• Data entries
◇ ◇ ◇ ◇ ◇ ◇ ◇

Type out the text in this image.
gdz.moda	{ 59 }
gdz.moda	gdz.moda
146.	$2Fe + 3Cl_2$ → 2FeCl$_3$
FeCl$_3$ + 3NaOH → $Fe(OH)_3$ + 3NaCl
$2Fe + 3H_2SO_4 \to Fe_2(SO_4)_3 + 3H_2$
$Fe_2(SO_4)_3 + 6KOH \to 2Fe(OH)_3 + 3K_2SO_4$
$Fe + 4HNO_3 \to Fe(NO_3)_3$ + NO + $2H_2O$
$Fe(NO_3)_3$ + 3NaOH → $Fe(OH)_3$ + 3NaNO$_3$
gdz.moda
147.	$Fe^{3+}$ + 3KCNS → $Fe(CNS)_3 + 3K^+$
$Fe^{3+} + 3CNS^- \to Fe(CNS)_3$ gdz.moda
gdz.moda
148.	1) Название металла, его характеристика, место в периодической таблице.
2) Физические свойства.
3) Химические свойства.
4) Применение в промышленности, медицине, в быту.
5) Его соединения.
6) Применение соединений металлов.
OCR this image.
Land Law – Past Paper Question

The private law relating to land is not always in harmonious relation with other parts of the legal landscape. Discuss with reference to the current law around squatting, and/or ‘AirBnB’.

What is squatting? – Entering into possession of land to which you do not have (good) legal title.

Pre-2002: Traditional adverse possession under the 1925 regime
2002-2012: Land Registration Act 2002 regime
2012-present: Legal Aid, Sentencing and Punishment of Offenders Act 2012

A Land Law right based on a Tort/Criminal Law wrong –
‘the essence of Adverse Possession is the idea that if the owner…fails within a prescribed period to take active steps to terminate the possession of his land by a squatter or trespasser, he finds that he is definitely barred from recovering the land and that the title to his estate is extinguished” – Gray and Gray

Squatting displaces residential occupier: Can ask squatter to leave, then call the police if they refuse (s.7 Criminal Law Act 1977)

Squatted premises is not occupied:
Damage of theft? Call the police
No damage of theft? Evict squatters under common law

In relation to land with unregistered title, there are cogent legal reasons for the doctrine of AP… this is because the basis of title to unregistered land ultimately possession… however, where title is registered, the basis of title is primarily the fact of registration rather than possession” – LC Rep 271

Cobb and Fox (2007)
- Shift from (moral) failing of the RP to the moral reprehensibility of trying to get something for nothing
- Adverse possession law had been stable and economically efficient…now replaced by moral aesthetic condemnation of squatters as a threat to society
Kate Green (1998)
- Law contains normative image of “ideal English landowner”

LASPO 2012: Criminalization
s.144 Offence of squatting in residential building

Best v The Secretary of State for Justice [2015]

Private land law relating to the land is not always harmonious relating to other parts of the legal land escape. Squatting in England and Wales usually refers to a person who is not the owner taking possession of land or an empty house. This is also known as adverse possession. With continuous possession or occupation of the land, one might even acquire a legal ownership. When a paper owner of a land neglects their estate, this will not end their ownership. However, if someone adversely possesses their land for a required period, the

◇ ◇ ◇ ◇ ◇ ◇ ◇

• WHAT IS EXPECTED
Only lines that contain the word "theft" are wanted; copy each of them.

• SOLUTION
Damage of theft? Call the police
No damage of theft? Evict squatters under common law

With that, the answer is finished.